*Recorded information*:
_ _ _ _
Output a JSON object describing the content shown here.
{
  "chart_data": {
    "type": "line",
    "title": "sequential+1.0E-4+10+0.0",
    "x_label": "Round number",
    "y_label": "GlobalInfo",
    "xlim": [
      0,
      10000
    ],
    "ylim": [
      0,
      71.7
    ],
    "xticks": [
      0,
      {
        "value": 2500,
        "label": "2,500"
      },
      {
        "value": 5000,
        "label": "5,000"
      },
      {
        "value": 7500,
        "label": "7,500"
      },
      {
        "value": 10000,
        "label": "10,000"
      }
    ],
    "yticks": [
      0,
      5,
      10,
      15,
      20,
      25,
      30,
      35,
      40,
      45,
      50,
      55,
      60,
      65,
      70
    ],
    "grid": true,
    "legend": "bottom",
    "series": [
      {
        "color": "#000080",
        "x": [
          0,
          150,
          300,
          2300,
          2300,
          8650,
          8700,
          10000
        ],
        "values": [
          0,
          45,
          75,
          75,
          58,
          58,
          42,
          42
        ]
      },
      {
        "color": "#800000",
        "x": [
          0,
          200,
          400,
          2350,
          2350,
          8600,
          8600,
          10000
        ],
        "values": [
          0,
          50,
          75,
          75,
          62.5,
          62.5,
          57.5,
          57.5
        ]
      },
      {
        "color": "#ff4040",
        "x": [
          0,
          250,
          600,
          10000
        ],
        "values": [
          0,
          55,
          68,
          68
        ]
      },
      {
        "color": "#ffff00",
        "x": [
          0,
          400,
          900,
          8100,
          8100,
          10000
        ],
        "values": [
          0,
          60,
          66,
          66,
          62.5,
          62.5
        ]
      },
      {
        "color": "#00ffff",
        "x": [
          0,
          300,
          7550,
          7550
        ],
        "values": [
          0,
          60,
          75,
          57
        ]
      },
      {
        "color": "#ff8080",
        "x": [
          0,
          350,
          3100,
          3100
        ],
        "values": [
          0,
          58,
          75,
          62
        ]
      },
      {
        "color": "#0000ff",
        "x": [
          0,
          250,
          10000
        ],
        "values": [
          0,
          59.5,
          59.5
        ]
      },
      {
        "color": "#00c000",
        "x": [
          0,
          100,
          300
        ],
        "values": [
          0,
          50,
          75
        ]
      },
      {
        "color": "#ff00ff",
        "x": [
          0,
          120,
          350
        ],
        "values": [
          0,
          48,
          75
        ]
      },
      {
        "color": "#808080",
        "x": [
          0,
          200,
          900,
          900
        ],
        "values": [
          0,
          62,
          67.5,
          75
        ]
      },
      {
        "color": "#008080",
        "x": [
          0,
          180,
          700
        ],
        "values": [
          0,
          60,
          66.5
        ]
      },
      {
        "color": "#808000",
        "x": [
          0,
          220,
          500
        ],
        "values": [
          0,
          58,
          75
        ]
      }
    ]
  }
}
_ _ _ _
*Exercise aim*: Extract every line containing the string "color" from the material.

*Response for this exercise*:
        "color": "#000080",
        "color": "#800000",
        "color": "#ff4040",
        "color": "#ffff00",
        "color": "#00ffff",
        "color": "#ff8080",
        "color": "#0000ff",
        "color": "#00c000",
        "color": "#ff00ff",
        "color": "#808080",
        "color": "#008080",
        "color": "#808000",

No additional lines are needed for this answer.